▸ **DIRECTIVE A**: In the article on prehistoric gender roles, at which university is Sarah Lacy an anthropology professor?

▸ **TEXT SECTION**:
START

"What we take as de facto gender roles today are not inherent, do not characterize our ancestors. We were a very egalitarian species for millions of years in many ways."
OCTOBER 20, 2023
Challenging prehistoric gender roles: Research finds that women were hunters, too

It's a familiar story to many of us: In prehistoric times, men were hunters and women were gatherers. Women were not physically capable of hunting because their anatomy was different from men. And because men were hunters, they drove human evolution.
But that story's not true, according to research by University of Delaware anthropology professor Sarah Lacy, which was recently published in Scientific American and in two papers in the journal American Anthropologist.
- Through a review of current archaeological evidence and literature, they found little evidence to support the idea that roles were assigned specifically to each sex.
- The team also looked at female physiology and found that women were not only physically capable of being hunters, but that there is little evidence to support that they were not hunting.
The researchers found examples of equality for both sexes in ancient tools, diet, art, burials and anatomy.

END

▸ **EXTRACTED ENTRIES**:
START

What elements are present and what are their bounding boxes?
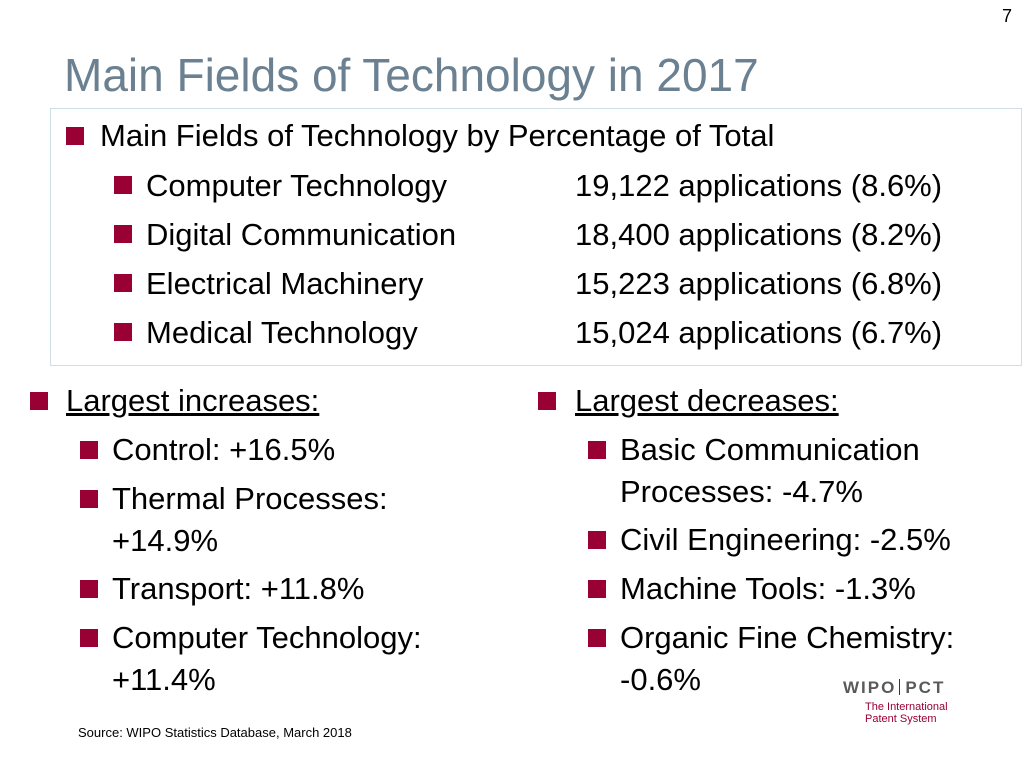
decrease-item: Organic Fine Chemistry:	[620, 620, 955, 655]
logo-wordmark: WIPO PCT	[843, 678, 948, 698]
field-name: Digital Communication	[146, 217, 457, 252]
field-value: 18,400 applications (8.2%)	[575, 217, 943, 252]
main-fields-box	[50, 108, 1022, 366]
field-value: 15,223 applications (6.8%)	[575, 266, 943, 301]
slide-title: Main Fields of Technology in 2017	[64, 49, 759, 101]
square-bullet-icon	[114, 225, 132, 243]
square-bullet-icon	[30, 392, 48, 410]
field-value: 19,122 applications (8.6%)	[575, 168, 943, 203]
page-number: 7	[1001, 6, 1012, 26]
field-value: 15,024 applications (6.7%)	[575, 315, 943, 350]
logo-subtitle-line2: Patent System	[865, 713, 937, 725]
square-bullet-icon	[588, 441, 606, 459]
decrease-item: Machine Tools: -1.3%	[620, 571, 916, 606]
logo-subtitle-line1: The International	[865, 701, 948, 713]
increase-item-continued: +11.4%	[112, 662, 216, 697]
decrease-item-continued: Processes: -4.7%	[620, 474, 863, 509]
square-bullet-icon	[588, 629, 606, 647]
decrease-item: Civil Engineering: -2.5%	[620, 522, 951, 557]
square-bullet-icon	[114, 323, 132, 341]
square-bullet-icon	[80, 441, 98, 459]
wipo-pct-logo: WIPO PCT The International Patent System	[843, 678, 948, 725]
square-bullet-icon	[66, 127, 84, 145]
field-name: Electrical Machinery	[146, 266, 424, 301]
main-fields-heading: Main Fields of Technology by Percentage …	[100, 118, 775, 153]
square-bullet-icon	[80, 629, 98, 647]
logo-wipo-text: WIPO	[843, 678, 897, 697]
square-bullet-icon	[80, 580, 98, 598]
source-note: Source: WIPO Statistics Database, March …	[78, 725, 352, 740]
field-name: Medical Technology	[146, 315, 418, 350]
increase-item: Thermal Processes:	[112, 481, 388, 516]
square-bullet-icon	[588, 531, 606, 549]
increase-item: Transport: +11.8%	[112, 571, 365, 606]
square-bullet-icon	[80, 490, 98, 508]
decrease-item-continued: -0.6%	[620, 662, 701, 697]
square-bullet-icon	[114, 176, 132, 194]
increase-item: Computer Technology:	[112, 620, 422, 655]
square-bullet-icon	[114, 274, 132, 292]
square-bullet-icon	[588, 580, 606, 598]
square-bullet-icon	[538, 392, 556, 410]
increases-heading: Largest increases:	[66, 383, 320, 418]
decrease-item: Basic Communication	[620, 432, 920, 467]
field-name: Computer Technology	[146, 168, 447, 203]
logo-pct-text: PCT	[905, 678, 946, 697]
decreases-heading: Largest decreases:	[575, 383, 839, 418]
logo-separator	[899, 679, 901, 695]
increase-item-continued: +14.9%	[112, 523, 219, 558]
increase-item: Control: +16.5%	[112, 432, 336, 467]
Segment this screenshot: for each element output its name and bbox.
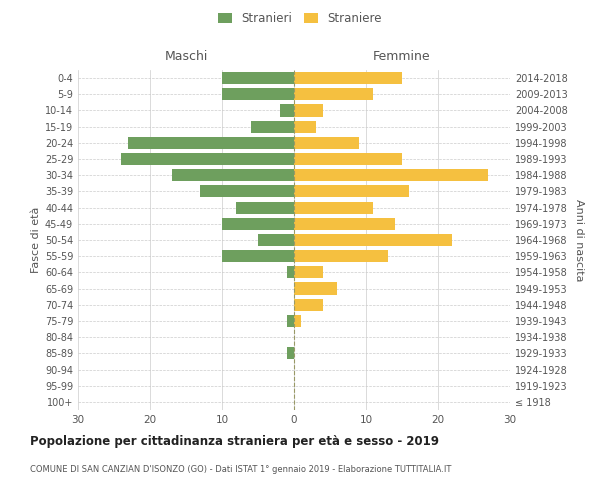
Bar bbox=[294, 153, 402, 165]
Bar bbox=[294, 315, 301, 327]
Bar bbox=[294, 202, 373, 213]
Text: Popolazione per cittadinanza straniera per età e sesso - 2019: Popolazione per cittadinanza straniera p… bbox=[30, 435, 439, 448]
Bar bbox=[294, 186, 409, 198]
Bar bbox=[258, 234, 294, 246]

END

▸ **DIRECTIVE B**: Reproduce the rows verbatim, from the line containing "Bar bbox=[294, 153, 402, 165]" through the last line of the rows.

▸ **TASK ANSWER A**: The University of Delaware.

▸ **TASK ANSWER B**:
Bar bbox=[294, 153, 402, 165]
Bar bbox=[294, 315, 301, 327]
Bar bbox=[294, 202, 373, 213]
Text: Popolazione per cittadinanza straniera per età e sesso - 2019: Popolazione per cittadinanza straniera p… bbox=[30, 435, 439, 448]
Bar bbox=[294, 186, 409, 198]
Bar bbox=[258, 234, 294, 246]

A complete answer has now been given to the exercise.